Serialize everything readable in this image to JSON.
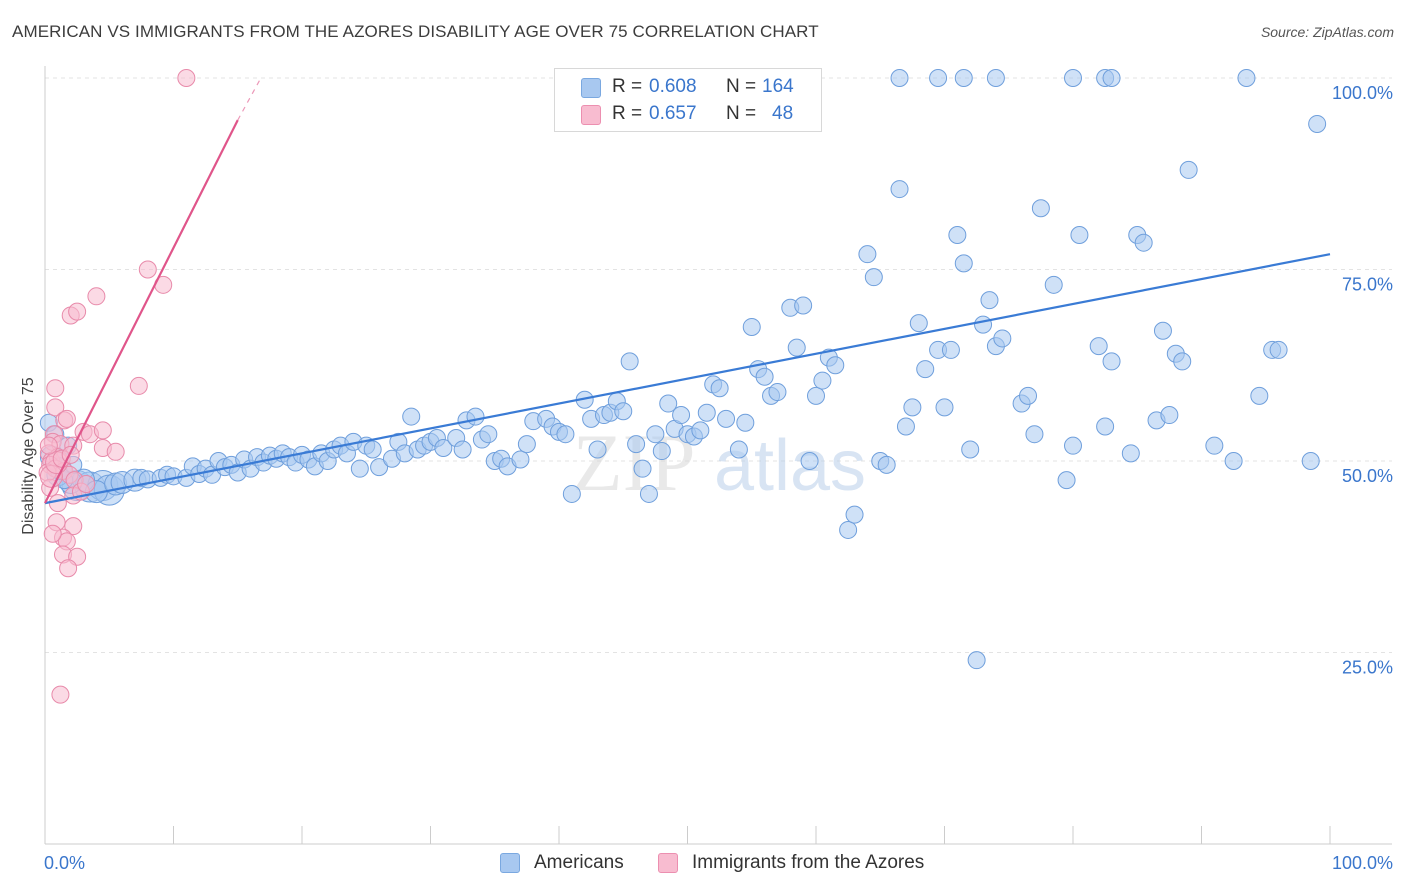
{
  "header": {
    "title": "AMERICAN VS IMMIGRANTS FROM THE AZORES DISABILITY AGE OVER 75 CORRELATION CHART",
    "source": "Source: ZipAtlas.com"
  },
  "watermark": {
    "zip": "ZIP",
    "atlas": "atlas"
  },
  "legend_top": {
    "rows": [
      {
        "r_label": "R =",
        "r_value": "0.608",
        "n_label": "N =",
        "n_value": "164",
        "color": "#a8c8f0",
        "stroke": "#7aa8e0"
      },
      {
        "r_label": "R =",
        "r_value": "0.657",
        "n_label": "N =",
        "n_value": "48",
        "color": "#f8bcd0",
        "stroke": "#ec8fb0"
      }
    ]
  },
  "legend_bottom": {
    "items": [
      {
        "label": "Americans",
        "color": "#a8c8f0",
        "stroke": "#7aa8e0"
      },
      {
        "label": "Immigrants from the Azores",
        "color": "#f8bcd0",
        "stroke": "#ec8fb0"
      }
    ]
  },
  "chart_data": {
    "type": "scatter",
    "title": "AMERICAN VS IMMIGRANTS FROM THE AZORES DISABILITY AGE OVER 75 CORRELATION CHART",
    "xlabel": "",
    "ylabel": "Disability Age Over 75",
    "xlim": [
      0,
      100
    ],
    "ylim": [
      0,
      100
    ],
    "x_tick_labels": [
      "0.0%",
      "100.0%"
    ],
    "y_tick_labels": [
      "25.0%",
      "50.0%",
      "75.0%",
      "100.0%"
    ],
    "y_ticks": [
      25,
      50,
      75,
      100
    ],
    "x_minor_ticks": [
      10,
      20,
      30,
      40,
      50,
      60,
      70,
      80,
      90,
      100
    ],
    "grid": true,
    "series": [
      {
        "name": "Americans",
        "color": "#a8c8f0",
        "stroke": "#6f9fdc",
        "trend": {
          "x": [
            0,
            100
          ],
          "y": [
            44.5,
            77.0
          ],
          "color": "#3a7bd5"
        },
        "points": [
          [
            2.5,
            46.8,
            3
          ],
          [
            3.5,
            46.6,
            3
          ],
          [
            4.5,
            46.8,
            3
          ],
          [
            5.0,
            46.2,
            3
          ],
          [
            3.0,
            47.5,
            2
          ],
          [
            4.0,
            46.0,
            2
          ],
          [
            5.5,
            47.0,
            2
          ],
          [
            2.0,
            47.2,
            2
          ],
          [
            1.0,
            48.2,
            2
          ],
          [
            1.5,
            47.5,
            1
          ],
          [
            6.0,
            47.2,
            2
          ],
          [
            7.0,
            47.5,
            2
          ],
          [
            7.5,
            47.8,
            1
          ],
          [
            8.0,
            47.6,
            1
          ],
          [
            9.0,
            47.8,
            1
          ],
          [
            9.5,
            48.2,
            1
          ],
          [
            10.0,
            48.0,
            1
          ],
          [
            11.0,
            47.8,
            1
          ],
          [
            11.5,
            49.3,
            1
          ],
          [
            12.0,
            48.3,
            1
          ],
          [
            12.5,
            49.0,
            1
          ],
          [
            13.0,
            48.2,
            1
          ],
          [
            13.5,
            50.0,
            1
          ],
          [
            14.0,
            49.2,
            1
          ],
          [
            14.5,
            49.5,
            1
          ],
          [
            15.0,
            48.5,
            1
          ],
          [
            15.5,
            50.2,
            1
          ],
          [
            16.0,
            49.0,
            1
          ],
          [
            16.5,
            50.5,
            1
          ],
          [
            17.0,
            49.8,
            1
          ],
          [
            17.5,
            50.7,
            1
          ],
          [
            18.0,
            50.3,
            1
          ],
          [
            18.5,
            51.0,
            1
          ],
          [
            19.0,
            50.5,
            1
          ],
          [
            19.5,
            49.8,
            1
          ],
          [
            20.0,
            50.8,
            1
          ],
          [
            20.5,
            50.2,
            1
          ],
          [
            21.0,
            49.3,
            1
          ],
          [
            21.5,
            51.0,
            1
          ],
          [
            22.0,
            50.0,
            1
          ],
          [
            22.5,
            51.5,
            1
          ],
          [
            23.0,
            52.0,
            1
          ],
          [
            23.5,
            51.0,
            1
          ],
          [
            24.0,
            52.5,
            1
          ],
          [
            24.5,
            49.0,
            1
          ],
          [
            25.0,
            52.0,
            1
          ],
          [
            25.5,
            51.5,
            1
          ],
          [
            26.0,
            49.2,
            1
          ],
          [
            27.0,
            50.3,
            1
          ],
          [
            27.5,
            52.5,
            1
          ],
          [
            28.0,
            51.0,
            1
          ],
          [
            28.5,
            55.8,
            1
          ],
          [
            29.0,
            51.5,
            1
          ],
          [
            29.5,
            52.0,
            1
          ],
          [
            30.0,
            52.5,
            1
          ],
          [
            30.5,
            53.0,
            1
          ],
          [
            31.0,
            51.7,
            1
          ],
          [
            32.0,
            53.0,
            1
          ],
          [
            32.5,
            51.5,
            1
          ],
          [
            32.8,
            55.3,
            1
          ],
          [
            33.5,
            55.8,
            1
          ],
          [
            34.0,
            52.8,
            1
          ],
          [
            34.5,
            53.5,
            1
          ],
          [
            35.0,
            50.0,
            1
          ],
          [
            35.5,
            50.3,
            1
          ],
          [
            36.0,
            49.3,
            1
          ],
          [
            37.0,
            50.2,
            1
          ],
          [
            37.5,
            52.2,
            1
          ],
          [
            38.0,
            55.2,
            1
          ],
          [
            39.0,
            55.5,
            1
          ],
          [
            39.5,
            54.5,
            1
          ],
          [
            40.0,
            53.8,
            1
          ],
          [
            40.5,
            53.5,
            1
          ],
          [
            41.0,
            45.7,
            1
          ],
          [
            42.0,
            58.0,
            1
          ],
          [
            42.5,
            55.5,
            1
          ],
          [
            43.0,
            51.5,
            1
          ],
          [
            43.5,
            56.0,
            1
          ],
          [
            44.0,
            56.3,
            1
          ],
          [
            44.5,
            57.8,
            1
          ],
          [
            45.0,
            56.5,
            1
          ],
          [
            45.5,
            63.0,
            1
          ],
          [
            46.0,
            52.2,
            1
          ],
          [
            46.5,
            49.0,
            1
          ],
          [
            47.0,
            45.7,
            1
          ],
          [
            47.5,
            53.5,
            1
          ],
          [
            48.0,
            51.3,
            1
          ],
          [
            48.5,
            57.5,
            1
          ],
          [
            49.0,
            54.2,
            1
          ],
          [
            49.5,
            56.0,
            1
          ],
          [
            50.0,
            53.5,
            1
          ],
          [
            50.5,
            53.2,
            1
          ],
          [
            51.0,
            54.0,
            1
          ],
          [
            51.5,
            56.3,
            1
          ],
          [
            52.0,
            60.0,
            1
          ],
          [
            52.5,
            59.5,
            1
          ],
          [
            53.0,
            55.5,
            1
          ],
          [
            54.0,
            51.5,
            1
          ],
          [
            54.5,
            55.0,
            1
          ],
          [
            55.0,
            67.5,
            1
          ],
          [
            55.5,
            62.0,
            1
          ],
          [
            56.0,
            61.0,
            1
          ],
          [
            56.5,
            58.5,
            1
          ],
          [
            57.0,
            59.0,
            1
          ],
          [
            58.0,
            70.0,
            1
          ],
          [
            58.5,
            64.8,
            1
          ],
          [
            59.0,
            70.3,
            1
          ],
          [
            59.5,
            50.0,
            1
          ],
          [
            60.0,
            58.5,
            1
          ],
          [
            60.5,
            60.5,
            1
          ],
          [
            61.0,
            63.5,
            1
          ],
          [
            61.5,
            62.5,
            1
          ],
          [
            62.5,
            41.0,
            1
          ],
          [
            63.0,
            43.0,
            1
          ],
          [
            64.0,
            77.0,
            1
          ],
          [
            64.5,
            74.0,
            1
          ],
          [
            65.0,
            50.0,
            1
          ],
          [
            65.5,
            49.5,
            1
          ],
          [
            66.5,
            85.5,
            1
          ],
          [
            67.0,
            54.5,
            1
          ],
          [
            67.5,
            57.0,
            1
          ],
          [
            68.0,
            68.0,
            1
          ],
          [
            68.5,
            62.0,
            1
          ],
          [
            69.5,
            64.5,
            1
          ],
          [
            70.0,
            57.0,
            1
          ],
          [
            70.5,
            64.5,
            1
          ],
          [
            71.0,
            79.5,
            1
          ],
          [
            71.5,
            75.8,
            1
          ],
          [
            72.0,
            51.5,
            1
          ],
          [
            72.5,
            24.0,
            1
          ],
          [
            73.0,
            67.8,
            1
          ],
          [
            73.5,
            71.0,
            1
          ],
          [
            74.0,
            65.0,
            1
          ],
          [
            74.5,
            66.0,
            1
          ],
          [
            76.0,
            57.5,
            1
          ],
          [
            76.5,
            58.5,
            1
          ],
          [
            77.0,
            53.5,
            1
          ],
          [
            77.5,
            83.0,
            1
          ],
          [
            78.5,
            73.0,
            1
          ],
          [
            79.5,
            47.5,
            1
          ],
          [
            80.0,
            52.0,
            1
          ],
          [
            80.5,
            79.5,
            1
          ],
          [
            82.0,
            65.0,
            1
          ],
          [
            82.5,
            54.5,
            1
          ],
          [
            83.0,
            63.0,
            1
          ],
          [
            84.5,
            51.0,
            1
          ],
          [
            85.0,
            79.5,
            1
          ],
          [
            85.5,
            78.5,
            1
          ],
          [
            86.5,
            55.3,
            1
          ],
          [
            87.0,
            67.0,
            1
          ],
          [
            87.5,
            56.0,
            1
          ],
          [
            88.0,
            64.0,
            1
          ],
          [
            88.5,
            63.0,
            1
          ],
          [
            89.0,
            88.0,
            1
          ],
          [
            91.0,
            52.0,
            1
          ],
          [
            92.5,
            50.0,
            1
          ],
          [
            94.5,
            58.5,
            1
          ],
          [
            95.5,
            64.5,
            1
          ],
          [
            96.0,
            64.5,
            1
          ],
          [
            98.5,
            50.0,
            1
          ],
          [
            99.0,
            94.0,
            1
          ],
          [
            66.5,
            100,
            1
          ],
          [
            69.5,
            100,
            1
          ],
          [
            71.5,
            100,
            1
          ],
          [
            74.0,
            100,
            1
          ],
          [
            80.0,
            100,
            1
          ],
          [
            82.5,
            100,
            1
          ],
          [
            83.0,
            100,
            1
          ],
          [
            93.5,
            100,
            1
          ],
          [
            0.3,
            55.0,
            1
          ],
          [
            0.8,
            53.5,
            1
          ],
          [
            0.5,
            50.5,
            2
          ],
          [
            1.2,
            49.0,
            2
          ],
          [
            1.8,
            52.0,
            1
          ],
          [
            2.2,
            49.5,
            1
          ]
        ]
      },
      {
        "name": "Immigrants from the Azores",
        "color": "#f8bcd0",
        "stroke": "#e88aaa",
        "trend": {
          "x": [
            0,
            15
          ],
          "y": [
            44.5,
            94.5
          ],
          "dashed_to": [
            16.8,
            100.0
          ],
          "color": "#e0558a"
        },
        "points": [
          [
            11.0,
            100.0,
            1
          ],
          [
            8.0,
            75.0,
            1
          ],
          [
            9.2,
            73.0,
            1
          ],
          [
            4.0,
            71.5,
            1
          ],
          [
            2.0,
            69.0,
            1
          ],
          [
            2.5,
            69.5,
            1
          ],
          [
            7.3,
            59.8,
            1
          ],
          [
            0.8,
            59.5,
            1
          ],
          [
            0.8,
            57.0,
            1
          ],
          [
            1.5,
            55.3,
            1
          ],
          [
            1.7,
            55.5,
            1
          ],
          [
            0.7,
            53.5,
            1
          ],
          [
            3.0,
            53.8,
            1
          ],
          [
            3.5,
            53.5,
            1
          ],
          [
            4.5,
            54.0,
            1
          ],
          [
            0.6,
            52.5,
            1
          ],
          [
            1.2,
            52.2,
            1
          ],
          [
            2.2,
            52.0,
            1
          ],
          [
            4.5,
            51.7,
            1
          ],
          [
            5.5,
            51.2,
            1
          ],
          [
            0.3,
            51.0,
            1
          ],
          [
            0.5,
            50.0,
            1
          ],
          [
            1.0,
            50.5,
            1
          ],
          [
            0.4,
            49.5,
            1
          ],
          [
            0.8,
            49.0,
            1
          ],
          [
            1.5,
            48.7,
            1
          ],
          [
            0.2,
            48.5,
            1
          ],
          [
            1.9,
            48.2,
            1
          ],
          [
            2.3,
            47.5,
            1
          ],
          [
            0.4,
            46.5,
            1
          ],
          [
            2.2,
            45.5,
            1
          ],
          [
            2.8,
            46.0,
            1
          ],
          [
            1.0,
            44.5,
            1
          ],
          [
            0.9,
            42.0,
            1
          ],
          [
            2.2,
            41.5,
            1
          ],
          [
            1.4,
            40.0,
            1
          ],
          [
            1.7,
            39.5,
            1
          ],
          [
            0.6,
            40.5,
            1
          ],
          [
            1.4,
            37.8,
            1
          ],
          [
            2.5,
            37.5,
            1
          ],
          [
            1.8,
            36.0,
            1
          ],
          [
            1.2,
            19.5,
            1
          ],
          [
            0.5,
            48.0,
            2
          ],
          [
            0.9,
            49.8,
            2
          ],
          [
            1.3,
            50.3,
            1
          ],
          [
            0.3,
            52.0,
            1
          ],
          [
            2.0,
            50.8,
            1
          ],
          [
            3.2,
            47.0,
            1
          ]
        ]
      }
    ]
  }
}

**Exercise brief:**
Select every line of the records holding the string "name".

**Solution for this exercise:**
        "name": "Americans",
        "name": "Immigrants from the Azores",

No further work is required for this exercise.